• Task description
Print every record below exactly as written.

---------- Raw records ----------

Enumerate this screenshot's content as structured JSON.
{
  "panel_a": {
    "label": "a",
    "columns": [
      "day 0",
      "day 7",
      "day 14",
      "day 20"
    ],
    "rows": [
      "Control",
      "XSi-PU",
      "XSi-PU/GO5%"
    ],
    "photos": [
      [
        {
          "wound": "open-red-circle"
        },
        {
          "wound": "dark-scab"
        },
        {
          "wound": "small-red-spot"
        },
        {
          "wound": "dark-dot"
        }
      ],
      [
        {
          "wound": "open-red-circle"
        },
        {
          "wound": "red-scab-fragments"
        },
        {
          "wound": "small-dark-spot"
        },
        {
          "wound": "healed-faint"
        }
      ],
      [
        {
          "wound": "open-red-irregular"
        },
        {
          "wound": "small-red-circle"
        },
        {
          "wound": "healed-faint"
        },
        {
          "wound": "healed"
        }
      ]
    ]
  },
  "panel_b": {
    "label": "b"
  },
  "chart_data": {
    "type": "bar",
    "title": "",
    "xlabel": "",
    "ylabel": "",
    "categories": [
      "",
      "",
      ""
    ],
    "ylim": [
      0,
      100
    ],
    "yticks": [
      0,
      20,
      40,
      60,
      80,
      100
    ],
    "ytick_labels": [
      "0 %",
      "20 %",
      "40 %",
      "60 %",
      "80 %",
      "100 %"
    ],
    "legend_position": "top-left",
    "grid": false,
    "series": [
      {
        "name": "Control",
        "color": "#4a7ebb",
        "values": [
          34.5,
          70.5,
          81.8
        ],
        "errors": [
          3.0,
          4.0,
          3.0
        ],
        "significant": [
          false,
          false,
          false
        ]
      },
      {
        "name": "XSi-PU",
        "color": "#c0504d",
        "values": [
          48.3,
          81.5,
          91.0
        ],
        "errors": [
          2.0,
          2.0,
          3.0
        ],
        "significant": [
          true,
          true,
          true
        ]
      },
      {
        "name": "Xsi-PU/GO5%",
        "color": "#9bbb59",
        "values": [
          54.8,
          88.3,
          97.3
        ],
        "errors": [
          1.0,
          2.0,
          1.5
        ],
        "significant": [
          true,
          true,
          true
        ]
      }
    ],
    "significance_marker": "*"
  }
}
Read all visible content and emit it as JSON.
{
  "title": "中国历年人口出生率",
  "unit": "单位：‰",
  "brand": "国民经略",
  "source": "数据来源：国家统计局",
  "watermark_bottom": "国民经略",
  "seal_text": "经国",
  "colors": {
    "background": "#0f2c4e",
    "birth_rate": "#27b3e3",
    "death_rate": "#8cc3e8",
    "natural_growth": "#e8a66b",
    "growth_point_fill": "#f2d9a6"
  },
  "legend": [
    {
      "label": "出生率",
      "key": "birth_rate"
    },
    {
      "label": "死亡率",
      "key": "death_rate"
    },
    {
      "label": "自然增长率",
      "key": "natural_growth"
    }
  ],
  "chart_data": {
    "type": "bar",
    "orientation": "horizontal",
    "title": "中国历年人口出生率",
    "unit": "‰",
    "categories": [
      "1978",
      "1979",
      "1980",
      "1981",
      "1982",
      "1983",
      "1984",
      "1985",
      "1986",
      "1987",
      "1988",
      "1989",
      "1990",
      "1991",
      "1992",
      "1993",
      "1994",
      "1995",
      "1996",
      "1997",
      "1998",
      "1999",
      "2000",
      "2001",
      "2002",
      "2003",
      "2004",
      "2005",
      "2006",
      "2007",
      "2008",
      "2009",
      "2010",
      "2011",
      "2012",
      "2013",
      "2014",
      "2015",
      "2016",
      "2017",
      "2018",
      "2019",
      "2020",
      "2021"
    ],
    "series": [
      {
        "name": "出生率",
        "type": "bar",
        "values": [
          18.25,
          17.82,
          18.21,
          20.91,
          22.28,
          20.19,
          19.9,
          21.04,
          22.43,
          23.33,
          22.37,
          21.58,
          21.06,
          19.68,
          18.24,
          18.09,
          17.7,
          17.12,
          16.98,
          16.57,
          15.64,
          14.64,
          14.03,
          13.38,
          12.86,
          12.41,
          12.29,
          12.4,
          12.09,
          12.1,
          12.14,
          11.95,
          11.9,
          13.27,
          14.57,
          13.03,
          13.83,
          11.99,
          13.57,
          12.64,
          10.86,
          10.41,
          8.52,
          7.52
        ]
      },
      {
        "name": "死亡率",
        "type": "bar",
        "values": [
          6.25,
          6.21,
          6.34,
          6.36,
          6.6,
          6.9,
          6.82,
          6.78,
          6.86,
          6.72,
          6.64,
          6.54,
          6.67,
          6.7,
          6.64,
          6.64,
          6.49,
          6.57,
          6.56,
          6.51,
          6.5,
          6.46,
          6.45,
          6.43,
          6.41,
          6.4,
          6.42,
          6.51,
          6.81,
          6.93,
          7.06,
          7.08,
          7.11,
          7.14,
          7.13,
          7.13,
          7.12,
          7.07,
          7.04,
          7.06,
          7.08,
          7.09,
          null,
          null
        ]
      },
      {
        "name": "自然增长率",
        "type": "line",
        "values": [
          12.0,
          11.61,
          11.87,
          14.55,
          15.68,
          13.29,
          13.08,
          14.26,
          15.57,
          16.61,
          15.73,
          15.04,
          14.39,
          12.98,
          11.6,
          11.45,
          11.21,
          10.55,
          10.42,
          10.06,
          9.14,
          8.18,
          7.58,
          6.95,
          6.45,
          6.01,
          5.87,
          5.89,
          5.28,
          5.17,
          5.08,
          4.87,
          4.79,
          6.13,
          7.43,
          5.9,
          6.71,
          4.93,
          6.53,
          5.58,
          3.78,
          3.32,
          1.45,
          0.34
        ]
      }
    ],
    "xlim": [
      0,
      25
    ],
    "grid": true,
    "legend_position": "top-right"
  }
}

----------

• Exercise response
Enumerate this screenshot's content as structured JSON.
{
  "panel_a": {
    "label": "a",
    "columns": [
      "day 0",
      "day 7",
      "day 14",
      "day 20"
    ],
    "rows": [
      "Control",
      "XSi-PU",
      "XSi-PU/GO5%"
    ],
    "photos": [
      [
        {
          "wound": "open-red-circle"
        },
        {
          "wound": "dark-scab"
        },
        {
          "wound": "small-red-spot"
        },
        {
          "wound": "dark-dot"
        }
      ],
      [
        {
          "wound": "open-red-circle"
        },
        {
          "wound": "red-scab-fragments"
        },
        {
          "wound": "small-dark-spot"
        },
        {
          "wound": "healed-faint"
        }
      ],
      [
        {
          "wound": "open-red-irregular"
        },
        {
          "wound": "small-red-circle"
        },
        {
          "wound": "healed-faint"
        },
        {
          "wound": "healed"
        }
      ]
    ]
  },
  "panel_b": {
    "label": "b"
  },
  "chart_data": {
    "type": "bar",
    "title": "",
    "xlabel": "",
    "ylabel": "",
    "categories": [
      "",
      "",
      ""
    ],
    "ylim": [
      0,
      100
    ],
    "yticks": [
      0,
      20,
      40,
      60,
      80,
      100
    ],
    "ytick_labels": [
      "0 %",
      "20 %",
      "40 %",
      "60 %",
      "80 %",
      "100 %"
    ],
    "legend_position": "top-left",
    "grid": false,
    "series": [
      {
        "name": "Control",
        "color": "#4a7ebb",
        "values": [
          34.5,
          70.5,
          81.8
        ],
        "errors": [
          3.0,
          4.0,
          3.0
        ],
        "significant": [
          false,
          false,
          false
        ]
      },
      {
        "name": "XSi-PU",
        "color": "#c0504d",
        "values": [
          48.3,
          81.5,
          91.0
        ],
        "errors": [
          2.0,
          2.0,
          3.0
        ],
        "significant": [
          true,
          true,
          true
        ]
      },
      {
        "name": "Xsi-PU/GO5%",
        "color": "#9bbb59",
        "values": [
          54.8,
          88.3,
          97.3
        ],
        "errors": [
          1.0,
          2.0,
          1.5
        ],
        "significant": [
          true,
          true,
          true
        ]
      }
    ],
    "significance_marker": "*"
  }
}
Read all visible content and emit it as JSON.
{
  "title": "中国历年人口出生率",
  "unit": "单位：‰",
  "brand": "国民经略",
  "source": "数据来源：国家统计局",
  "watermark_bottom": "国民经略",
  "seal_text": "经国",
  "colors": {
    "background": "#0f2c4e",
    "birth_rate": "#27b3e3",
    "death_rate": "#8cc3e8",
    "natural_growth": "#e8a66b",
    "growth_point_fill": "#f2d9a6"
  },
  "legend": [
    {
      "label": "出生率",
      "key": "birth_rate"
    },
    {
      "label": "死亡率",
      "key": "death_rate"
    },
    {
      "label": "自然增长率",
      "key": "natural_growth"
    }
  ],
  "chart_data": {
    "type": "bar",
    "orientation": "horizontal",
    "title": "中国历年人口出生率",
    "unit": "‰",
    "categories": [
      "1978",
      "1979",
      "1980",
      "1981",
      "1982",
      "1983",
      "1984",
      "1985",
      "1986",
      "1987",
      "1988",
      "1989",
      "1990",
      "1991",
      "1992",
      "1993",
      "1994",
      "1995",
      "1996",
      "1997",
      "1998",
      "1999",
      "2000",
      "2001",
      "2002",
      "2003",
      "2004",
      "2005",
      "2006",
      "2007",
      "2008",
      "2009",
      "2010",
      "2011",
      "2012",
      "2013",
      "2014",
      "2015",
      "2016",
      "2017",
      "2018",
      "2019",
      "2020",
      "2021"
    ],
    "series": [
      {
        "name": "出生率",
        "type": "bar",
        "values": [
          18.25,
          17.82,
          18.21,
          20.91,
          22.28,
          20.19,
          19.9,
          21.04,
          22.43,
          23.33,
          22.37,
          21.58,
          21.06,
          19.68,
          18.24,
          18.09,
          17.7,
          17.12,
          16.98,
          16.57,
          15.64,
          14.64,
          14.03,
          13.38,
          12.86,
          12.41,
          12.29,
          12.4,
          12.09,
          12.1,
          12.14,
          11.95,
          11.9,
          13.27,
          14.57,
          13.03,
          13.83,
          11.99,
          13.57,
          12.64,
          10.86,
          10.41,
          8.52,
          7.52
        ]
      },
      {
        "name": "死亡率",
        "type": "bar",
        "values": [
          6.25,
          6.21,
          6.34,
          6.36,
          6.6,
          6.9,
          6.82,
          6.78,
          6.86,
          6.72,
          6.64,
          6.54,
          6.67,
          6.7,
          6.64,
          6.64,
          6.49,
          6.57,
          6.56,
          6.51,
          6.5,
          6.46,
          6.45,
          6.43,
          6.41,
          6.4,
          6.42,
          6.51,
          6.81,
          6.93,
          7.06,
          7.08,
          7.11,
          7.14,
          7.13,
          7.13,
          7.12,
          7.07,
          7.04,
          7.06,
          7.08,
          7.09,
          null,
          null
        ]
      },
      {
        "name": "自然增长率",
        "type": "line",
        "values": [
          12.0,
          11.61,
          11.87,
          14.55,
          15.68,
          13.29,
          13.08,
          14.26,
          15.57,
          16.61,
          15.73,
          15.04,
          14.39,
          12.98,
          11.6,
          11.45,
          11.21,
          10.55,
          10.42,
          10.06,
          9.14,
          8.18,
          7.58,
          6.95,
          6.45,
          6.01,
          5.87,
          5.89,
          5.28,
          5.17,
          5.08,
          4.87,
          4.79,
          6.13,
          7.43,
          5.9,
          6.71,
          4.93,
          6.53,
          5.58,
          3.78,
          3.32,
          1.45,
          0.34
        ]
      }
    ],
    "xlim": [
      0,
      25
    ],
    "grid": true,
    "legend_position": "top-right"
  }
}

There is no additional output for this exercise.